▶ Prompt: Copy out the lines of the records from the line containing "List all visible" up to and including the line containing "Условные обозначения: xyxy=(280,327,386,338)", and leave the pictures out of your answer.

▶ Records shown:
* * * * *

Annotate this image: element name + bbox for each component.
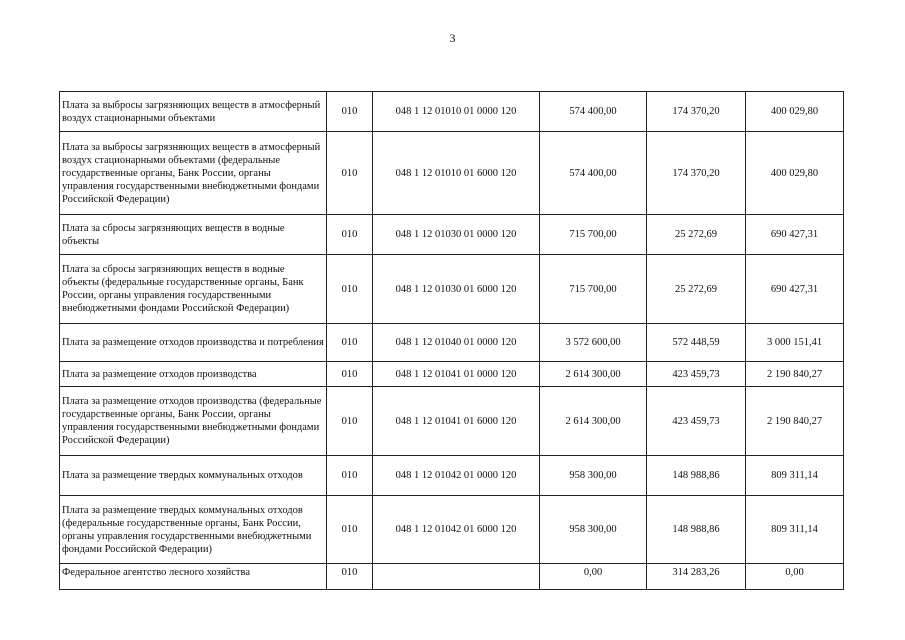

* * * * *

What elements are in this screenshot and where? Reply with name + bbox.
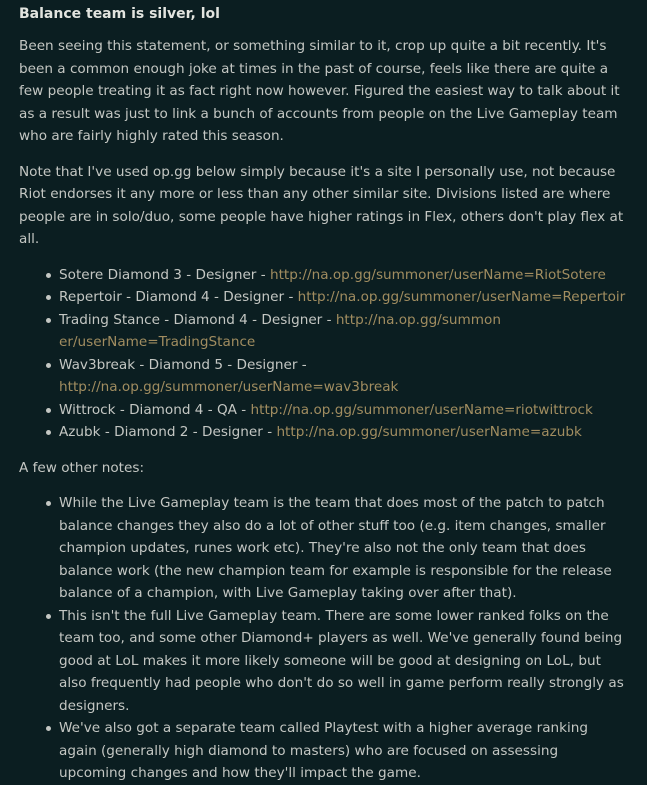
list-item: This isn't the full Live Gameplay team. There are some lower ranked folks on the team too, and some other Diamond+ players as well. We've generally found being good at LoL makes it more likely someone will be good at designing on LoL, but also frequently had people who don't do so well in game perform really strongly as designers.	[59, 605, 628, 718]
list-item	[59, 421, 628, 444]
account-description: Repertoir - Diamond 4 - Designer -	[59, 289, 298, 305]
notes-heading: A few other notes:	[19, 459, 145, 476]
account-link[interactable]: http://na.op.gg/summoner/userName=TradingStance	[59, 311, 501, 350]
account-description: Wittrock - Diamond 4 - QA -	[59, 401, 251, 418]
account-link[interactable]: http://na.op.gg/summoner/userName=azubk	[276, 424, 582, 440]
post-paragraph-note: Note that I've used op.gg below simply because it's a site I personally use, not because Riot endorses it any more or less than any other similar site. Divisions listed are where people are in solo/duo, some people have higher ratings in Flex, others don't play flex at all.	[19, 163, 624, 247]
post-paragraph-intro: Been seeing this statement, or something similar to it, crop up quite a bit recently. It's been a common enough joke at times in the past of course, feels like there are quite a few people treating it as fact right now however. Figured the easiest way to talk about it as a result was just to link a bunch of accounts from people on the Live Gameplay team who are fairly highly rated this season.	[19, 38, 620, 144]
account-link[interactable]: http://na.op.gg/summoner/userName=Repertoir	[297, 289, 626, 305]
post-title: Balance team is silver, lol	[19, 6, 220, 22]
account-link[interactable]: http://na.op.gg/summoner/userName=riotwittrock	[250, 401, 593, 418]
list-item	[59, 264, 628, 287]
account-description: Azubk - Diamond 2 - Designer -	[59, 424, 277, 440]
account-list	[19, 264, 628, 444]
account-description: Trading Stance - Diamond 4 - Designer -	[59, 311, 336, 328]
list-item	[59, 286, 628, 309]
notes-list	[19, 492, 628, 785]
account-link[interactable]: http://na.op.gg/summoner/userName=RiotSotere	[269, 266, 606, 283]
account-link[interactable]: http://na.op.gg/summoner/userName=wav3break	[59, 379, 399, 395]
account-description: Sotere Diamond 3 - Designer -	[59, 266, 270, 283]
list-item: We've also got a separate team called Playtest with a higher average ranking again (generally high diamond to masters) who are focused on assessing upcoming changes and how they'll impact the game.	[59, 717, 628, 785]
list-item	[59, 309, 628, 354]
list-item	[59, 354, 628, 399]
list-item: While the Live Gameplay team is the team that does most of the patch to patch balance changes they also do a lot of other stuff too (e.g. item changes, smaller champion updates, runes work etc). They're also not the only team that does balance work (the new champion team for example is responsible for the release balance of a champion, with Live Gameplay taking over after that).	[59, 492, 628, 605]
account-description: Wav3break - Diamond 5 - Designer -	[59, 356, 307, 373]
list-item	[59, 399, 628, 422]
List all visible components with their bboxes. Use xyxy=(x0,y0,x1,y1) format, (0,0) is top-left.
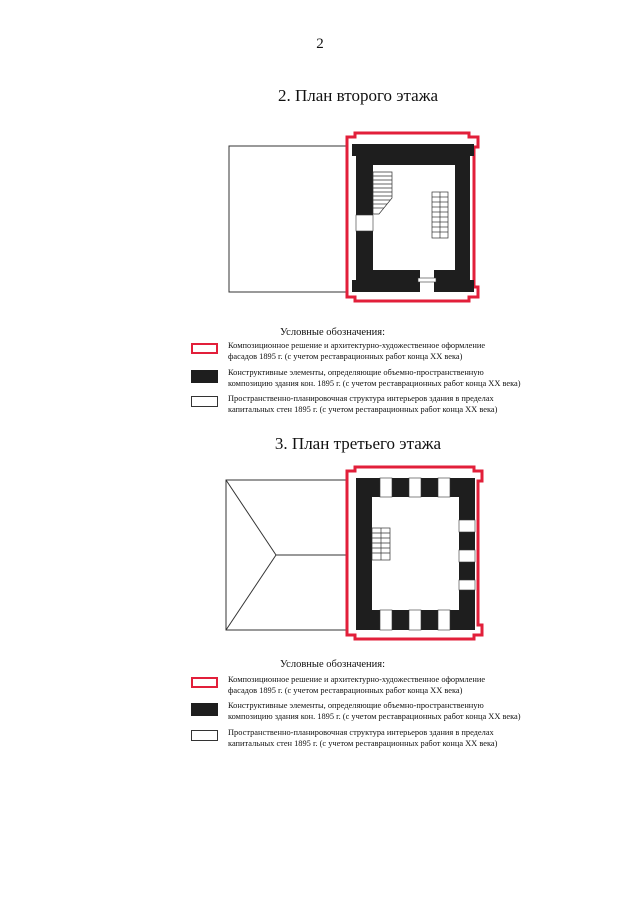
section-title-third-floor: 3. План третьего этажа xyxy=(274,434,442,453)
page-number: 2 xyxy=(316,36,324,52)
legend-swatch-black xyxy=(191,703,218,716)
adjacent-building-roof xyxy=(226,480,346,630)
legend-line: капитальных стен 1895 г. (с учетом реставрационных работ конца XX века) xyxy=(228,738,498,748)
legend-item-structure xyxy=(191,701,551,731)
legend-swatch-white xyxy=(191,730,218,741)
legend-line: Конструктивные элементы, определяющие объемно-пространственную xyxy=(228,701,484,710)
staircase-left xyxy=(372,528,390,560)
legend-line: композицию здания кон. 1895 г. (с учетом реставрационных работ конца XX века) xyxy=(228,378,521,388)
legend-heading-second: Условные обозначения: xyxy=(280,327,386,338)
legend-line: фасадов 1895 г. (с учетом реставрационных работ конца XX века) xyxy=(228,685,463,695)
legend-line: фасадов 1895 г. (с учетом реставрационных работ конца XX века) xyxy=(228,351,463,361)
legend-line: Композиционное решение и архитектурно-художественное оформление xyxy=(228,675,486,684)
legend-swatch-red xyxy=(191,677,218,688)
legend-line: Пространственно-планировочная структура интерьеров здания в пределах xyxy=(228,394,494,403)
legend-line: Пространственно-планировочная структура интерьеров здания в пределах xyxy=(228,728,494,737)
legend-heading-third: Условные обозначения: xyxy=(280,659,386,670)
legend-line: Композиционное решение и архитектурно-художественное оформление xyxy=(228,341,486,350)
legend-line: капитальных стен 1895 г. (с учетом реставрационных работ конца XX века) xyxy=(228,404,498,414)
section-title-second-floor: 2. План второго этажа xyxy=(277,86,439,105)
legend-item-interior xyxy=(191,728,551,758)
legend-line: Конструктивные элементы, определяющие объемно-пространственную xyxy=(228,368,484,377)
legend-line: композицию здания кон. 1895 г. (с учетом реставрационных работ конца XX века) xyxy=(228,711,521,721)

* * * * *

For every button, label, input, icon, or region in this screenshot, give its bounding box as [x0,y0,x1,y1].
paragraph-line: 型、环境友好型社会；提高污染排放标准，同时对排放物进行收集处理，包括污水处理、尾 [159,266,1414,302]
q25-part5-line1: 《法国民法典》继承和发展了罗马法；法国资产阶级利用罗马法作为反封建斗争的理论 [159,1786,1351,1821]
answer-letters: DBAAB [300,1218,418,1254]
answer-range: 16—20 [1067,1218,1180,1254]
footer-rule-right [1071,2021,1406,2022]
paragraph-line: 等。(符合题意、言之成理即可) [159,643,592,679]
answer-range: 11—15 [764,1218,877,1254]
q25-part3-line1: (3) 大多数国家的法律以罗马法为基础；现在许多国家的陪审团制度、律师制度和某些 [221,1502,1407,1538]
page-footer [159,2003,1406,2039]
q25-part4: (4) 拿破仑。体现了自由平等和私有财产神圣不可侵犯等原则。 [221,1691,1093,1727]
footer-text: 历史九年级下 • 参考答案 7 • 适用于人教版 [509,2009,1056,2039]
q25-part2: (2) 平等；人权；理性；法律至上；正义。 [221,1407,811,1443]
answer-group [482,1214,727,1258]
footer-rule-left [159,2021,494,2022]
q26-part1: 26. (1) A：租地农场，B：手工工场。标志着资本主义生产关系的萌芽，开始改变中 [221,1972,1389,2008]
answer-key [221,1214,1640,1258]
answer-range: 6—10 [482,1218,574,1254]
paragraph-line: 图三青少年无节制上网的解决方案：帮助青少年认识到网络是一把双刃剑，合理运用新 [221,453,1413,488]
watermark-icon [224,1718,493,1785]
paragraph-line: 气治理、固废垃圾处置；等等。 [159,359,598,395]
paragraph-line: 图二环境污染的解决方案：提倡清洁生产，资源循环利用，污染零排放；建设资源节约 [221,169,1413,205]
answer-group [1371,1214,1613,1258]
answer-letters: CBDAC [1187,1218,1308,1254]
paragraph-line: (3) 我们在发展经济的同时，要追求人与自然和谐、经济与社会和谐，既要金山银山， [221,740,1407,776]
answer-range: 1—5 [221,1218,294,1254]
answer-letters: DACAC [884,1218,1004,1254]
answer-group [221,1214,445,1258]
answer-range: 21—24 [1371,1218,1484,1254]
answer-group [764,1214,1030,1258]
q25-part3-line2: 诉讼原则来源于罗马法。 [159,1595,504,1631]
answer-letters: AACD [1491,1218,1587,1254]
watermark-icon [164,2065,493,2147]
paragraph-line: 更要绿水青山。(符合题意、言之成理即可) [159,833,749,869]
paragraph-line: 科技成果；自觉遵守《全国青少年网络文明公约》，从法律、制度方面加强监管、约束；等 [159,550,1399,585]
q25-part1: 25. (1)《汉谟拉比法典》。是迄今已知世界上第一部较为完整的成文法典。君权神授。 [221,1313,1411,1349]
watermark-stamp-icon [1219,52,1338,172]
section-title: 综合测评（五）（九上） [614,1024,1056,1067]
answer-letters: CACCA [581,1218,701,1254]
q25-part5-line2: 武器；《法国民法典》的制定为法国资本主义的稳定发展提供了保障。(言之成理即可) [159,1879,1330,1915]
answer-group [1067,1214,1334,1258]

* * * * *

▶ Problem solution:
List all visible components with their bboxes. Use xyxy=(x0,y0,x1,y1) format, (0,0) is top-left.
section-title-third-floor: 3. План третьего этажа xyxy=(274,434,442,453)
page-number: 2 xyxy=(316,36,324,52)
legend-swatch-black xyxy=(191,703,218,716)
adjacent-building-roof xyxy=(226,480,346,630)
legend-line: капитальных стен 1895 г. (с учетом реставрационных работ конца XX века) xyxy=(228,738,498,748)
legend-item-structure xyxy=(191,701,551,731)
legend-swatch-white xyxy=(191,730,218,741)
legend-line: Конструктивные элементы, определяющие объемно-пространственную xyxy=(228,701,484,710)
staircase-left xyxy=(372,528,390,560)
legend-line: композицию здания кон. 1895 г. (с учетом реставрационных работ конца XX века) xyxy=(228,378,521,388)
legend-heading-second: Условные обозначения: xyxy=(280,327,386,338)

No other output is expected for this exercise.